→ Aim
Copy every line of the data that includes the string "title".

=-=-=-=-=

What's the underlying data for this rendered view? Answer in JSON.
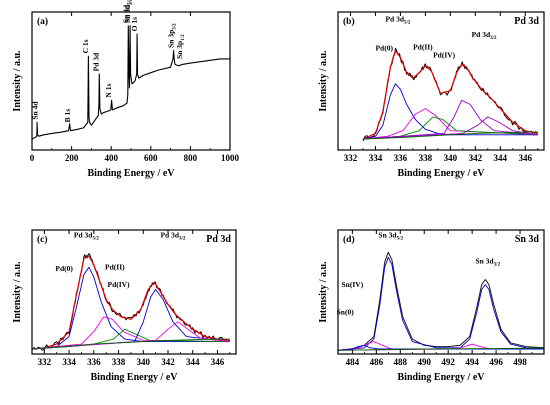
{
  "chart_data": [
    {
      "id": "a",
      "type": "line",
      "panel_label": "(a)",
      "title": "",
      "xlabel": "Binding Energy / eV",
      "ylabel": "Intensity / a.u.",
      "xlim": [
        0,
        1000
      ],
      "ylim": [
        0,
        100
      ],
      "xticks": [
        0,
        200,
        400,
        600,
        800,
        1000
      ],
      "series": [
        {
          "style": "black",
          "x": [
            0,
            15,
            24,
            26,
            28,
            35,
            60,
            100,
            150,
            185,
            190,
            195,
            230,
            260,
            282,
            285,
            288,
            291,
            300,
            320,
            335,
            338,
            340,
            343,
            350,
            360,
            380,
            398,
            402,
            406,
            420,
            440,
            460,
            480,
            484,
            486.5,
            489,
            492,
            493,
            495.5,
            498,
            505,
            520,
            529,
            531,
            533,
            540,
            560,
            600,
            640,
            700,
            712,
            715,
            718,
            722,
            740,
            760,
            800,
            850,
            900,
            950,
            1000
          ],
          "y": [
            8,
            9,
            10,
            20,
            11,
            10,
            11,
            12,
            13,
            14,
            19,
            14,
            15,
            16,
            20,
            68,
            24,
            20,
            18,
            22,
            25,
            33,
            55,
            30,
            26,
            27,
            28,
            29,
            36,
            29,
            30,
            31,
            32,
            34,
            40,
            90,
            60,
            45,
            50,
            90,
            55,
            48,
            50,
            55,
            84,
            55,
            52,
            54,
            56,
            58,
            60,
            66,
            72,
            66,
            62,
            61,
            62,
            63,
            64,
            65,
            66,
            66
          ]
        }
      ],
      "annotations": [
        {
          "main": "Sn 4d",
          "sub": "",
          "x": 28,
          "y": 22
        },
        {
          "main": "B 1s",
          "sub": "",
          "x": 191,
          "y": 20
        },
        {
          "main": "C 1s",
          "sub": "",
          "x": 284,
          "y": 70
        },
        {
          "main": "Pd 3d",
          "sub": "",
          "x": 337,
          "y": 57
        },
        {
          "main": "N 1s",
          "sub": "",
          "x": 400,
          "y": 38
        },
        {
          "main": "Sn 3d",
          "sub": "5/2",
          "x": 486.5,
          "y": 92
        },
        {
          "main": "Sn 3d",
          "sub": "3/2",
          "x": 495.5,
          "y": 92
        },
        {
          "main": "O 1s",
          "sub": "",
          "x": 531,
          "y": 86
        },
        {
          "main": "Sn 3p",
          "sub": "3/2",
          "x": 715,
          "y": 74
        },
        {
          "main": "Sn 3p",
          "sub": "1/2",
          "x": 757,
          "y": 66
        }
      ]
    },
    {
      "id": "b",
      "type": "line",
      "panel_label": "(b)",
      "title": "Pd 3d",
      "xlabel": "Binding Energy / eV",
      "ylabel": "Intensity / a.u.",
      "xlim": [
        331,
        347.5
      ],
      "ylim": [
        0,
        100
      ],
      "xticks": [
        332,
        334,
        336,
        338,
        340,
        342,
        344,
        346
      ],
      "series": [
        {
          "style": "data-noisy",
          "x": [
            333,
            334,
            334.6,
            335.2,
            335.6,
            336.0,
            336.5,
            337.0,
            337.5,
            338.0,
            338.5,
            339.2,
            340.0,
            340.5,
            340.9,
            341.3,
            341.8,
            342.5,
            343.2,
            344.0,
            345.0,
            346.0,
            347
          ],
          "y": [
            8,
            12,
            28,
            60,
            73,
            67,
            56,
            52,
            56,
            62,
            58,
            40,
            42,
            56,
            63,
            60,
            52,
            44,
            38,
            30,
            20,
            14,
            12
          ]
        },
        {
          "style": "fit-red",
          "x": [
            333,
            334,
            334.6,
            335.2,
            335.6,
            336.0,
            336.5,
            337.0,
            337.5,
            338.0,
            338.5,
            339.2,
            340.0,
            340.5,
            340.9,
            341.3,
            341.8,
            342.5,
            343.2,
            344.0,
            345.0,
            346.0,
            347
          ],
          "y": [
            8,
            12,
            28,
            60,
            72,
            67,
            56,
            52,
            56,
            61,
            57,
            41,
            43,
            56,
            62,
            60,
            52,
            44,
            38,
            30,
            20,
            14,
            12
          ]
        },
        {
          "style": "component-blue",
          "x": [
            333,
            334,
            334.6,
            335.2,
            335.6,
            336.0,
            336.5,
            337.2,
            338.0,
            339,
            340,
            347
          ],
          "y": [
            8,
            10,
            18,
            40,
            48,
            44,
            33,
            22,
            15,
            12,
            11,
            11
          ]
        },
        {
          "style": "component-magenta",
          "x": [
            333,
            335,
            336.2,
            337.2,
            338.0,
            338.8,
            340,
            347
          ],
          "y": [
            8,
            10,
            14,
            26,
            30,
            25,
            14,
            11
          ]
        },
        {
          "style": "component-green",
          "x": [
            333,
            336,
            337.5,
            338.6,
            339.4,
            340.5,
            347
          ],
          "y": [
            8,
            10,
            14,
            24,
            22,
            14,
            11
          ]
        },
        {
          "style": "component-purple",
          "x": [
            333,
            339.5,
            340.3,
            340.9,
            341.6,
            342.4,
            343.5,
            347
          ],
          "y": [
            8,
            12,
            24,
            36,
            33,
            22,
            14,
            11
          ]
        },
        {
          "style": "component-purple",
          "x": [
            333,
            341,
            342.2,
            343.0,
            343.9,
            345,
            347
          ],
          "y": [
            8,
            12,
            18,
            24,
            20,
            14,
            11
          ]
        },
        {
          "style": "baseline-green",
          "x": [
            333,
            336,
            338,
            340,
            342,
            344,
            346,
            347
          ],
          "y": [
            8,
            9,
            10,
            11,
            12,
            12.5,
            13,
            13
          ]
        }
      ],
      "annotations": [
        {
          "main": "Pd 3d",
          "sub": "5/2",
          "x": 335.8,
          "y": 93
        },
        {
          "main": "Pd(0)",
          "sub": "",
          "x": 334.7,
          "y": 72
        },
        {
          "main": "Pd(II)",
          "sub": "",
          "x": 337.8,
          "y": 73
        },
        {
          "main": "Pd(IV)",
          "sub": "",
          "x": 339.5,
          "y": 67
        },
        {
          "main": "Pd 3d",
          "sub": "3/2",
          "x": 342.7,
          "y": 82
        }
      ]
    },
    {
      "id": "c",
      "type": "line",
      "panel_label": "(c)",
      "title": "Pd 3d",
      "xlabel": "Binding Energy / eV",
      "ylabel": "Intensity / a.u.",
      "xlim": [
        331,
        347.5
      ],
      "ylim": [
        0,
        100
      ],
      "xticks": [
        332,
        334,
        336,
        338,
        340,
        342,
        344,
        346
      ],
      "series": [
        {
          "style": "data-noisy",
          "x": [
            331,
            332,
            333,
            334,
            334.6,
            335.2,
            335.6,
            336.0,
            336.5,
            337.0,
            337.5,
            338.2,
            339.0,
            339.8,
            340.4,
            340.9,
            341.4,
            342.0,
            342.6,
            343.3,
            344.0,
            345.0,
            346.0,
            347
          ],
          "y": [
            4,
            5,
            8,
            18,
            48,
            78,
            80,
            72,
            58,
            44,
            36,
            30,
            28,
            36,
            52,
            58,
            50,
            40,
            32,
            26,
            20,
            14,
            12,
            11
          ]
        },
        {
          "style": "fit-red",
          "x": [
            331,
            332,
            333,
            334,
            334.6,
            335.2,
            335.6,
            336.0,
            336.5,
            337.0,
            337.5,
            338.2,
            339.0,
            339.8,
            340.4,
            340.9,
            341.4,
            342.0,
            342.6,
            343.3,
            344.0,
            345.0,
            346.0,
            347
          ],
          "y": [
            4,
            5,
            8,
            18,
            48,
            77,
            79,
            72,
            58,
            44,
            36,
            30,
            28,
            36,
            52,
            58,
            50,
            40,
            32,
            26,
            20,
            14,
            12,
            11
          ]
        },
        {
          "style": "component-blue",
          "x": [
            331,
            333,
            334,
            334.6,
            335.2,
            335.6,
            336.0,
            336.6,
            337.4,
            338.5,
            340,
            347
          ],
          "y": [
            4,
            6,
            14,
            38,
            64,
            70,
            62,
            42,
            22,
            12,
            10,
            10
          ]
        },
        {
          "style": "component-magenta",
          "x": [
            331,
            335,
            336.0,
            336.8,
            337.5,
            338.4,
            340,
            347
          ],
          "y": [
            4,
            8,
            18,
            30,
            28,
            18,
            11,
            10
          ]
        },
        {
          "style": "component-green",
          "x": [
            331,
            336,
            337.6,
            338.5,
            339.4,
            340.5,
            347
          ],
          "y": [
            4,
            8,
            12,
            20,
            16,
            11,
            10
          ]
        },
        {
          "style": "component-blue",
          "x": [
            331,
            339.3,
            340.0,
            340.6,
            341.0,
            341.6,
            342.4,
            343.5,
            347
          ],
          "y": [
            4,
            10,
            26,
            46,
            52,
            44,
            26,
            14,
            10
          ]
        },
        {
          "style": "component-magenta",
          "x": [
            331,
            341,
            342.0,
            342.8,
            343.6,
            344.6,
            347
          ],
          "y": [
            4,
            11,
            20,
            26,
            20,
            13,
            10
          ]
        },
        {
          "style": "baseline-green",
          "x": [
            331,
            334,
            336,
            338,
            340,
            342,
            344,
            346,
            347
          ],
          "y": [
            4,
            6,
            8,
            9,
            10,
            11,
            11.5,
            12,
            12
          ]
        }
      ],
      "annotations": [
        {
          "main": "Pd 3d",
          "sub": "5/2",
          "x": 335.4,
          "y": 94
        },
        {
          "main": "Pd(0)",
          "sub": "",
          "x": 333.6,
          "y": 67
        },
        {
          "main": "Pd(II)",
          "sub": "",
          "x": 337.7,
          "y": 68
        },
        {
          "main": "Pd(IV)",
          "sub": "",
          "x": 338.0,
          "y": 54
        },
        {
          "main": "Pd 3d",
          "sub": "3/2",
          "x": 342.4,
          "y": 94
        }
      ]
    },
    {
      "id": "d",
      "type": "line",
      "panel_label": "(d)",
      "title": "Sn 3d",
      "xlabel": "Binding Energy / eV",
      "ylabel": "Intensity / a.u.",
      "xlim": [
        482.8,
        500
      ],
      "ylim": [
        0,
        100
      ],
      "xticks": [
        484,
        486,
        488,
        490,
        492,
        494,
        496,
        498
      ],
      "series": [
        {
          "style": "data-clean",
          "x": [
            482.8,
            484,
            485,
            485.8,
            486.3,
            486.7,
            487.0,
            487.3,
            487.7,
            488.2,
            489,
            490,
            491,
            492,
            493,
            493.8,
            494.4,
            494.8,
            495.1,
            495.4,
            495.8,
            496.4,
            497.2,
            498.5,
            500
          ],
          "y": [
            3,
            4,
            7,
            14,
            44,
            74,
            82,
            76,
            54,
            30,
            12,
            7,
            6,
            6,
            7,
            14,
            38,
            56,
            60,
            56,
            40,
            20,
            9,
            6,
            5
          ]
        },
        {
          "style": "component-blue",
          "x": [
            482.8,
            485,
            485.8,
            486.3,
            486.7,
            487.0,
            487.3,
            487.7,
            488.2,
            489,
            491,
            493,
            493.8,
            494.4,
            494.8,
            495.1,
            495.4,
            495.8,
            496.4,
            497.2,
            498.5,
            500
          ],
          "y": [
            3,
            5,
            12,
            40,
            70,
            78,
            72,
            50,
            27,
            10,
            5,
            5,
            12,
            34,
            52,
            56,
            52,
            36,
            18,
            8,
            5,
            4
          ]
        },
        {
          "style": "component-magenta",
          "x": [
            482.8,
            484.5,
            485.2,
            485.8,
            486.5,
            487.3,
            500
          ],
          "y": [
            3,
            5,
            8,
            10,
            7,
            4,
            4
          ]
        },
        {
          "style": "component-magenta",
          "x": [
            482.8,
            492.5,
            493.4,
            494.0,
            494.7,
            495.5,
            500
          ],
          "y": [
            3,
            4,
            6,
            8,
            6,
            4,
            4
          ]
        },
        {
          "style": "component-blue",
          "x": [
            482.8,
            484.0,
            484.5,
            485.0,
            485.5,
            486.2,
            500
          ],
          "y": [
            3,
            4,
            6,
            7,
            5,
            4,
            4
          ]
        },
        {
          "style": "baseline-green",
          "x": [
            482.8,
            486,
            490,
            494,
            498,
            500
          ],
          "y": [
            3,
            3.5,
            4,
            4.3,
            4.6,
            4.8
          ]
        }
      ],
      "annotations": [
        {
          "main": "Sn 3d",
          "sub": "5/2",
          "x": 487.2,
          "y": 94
        },
        {
          "main": "Sn(IV)",
          "sub": "",
          "x": 484.0,
          "y": 54
        },
        {
          "main": "Sn(0)",
          "sub": "",
          "x": 483.4,
          "y": 32
        },
        {
          "main": "Sn 3d",
          "sub": "3/2",
          "x": 495.3,
          "y": 73
        }
      ]
    }
  ]
}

=-=-=-=-=

→ Task solution
      "title": "",
      "title": "Pd 3d",
      "title": "Pd 3d",
      "title": "Sn 3d",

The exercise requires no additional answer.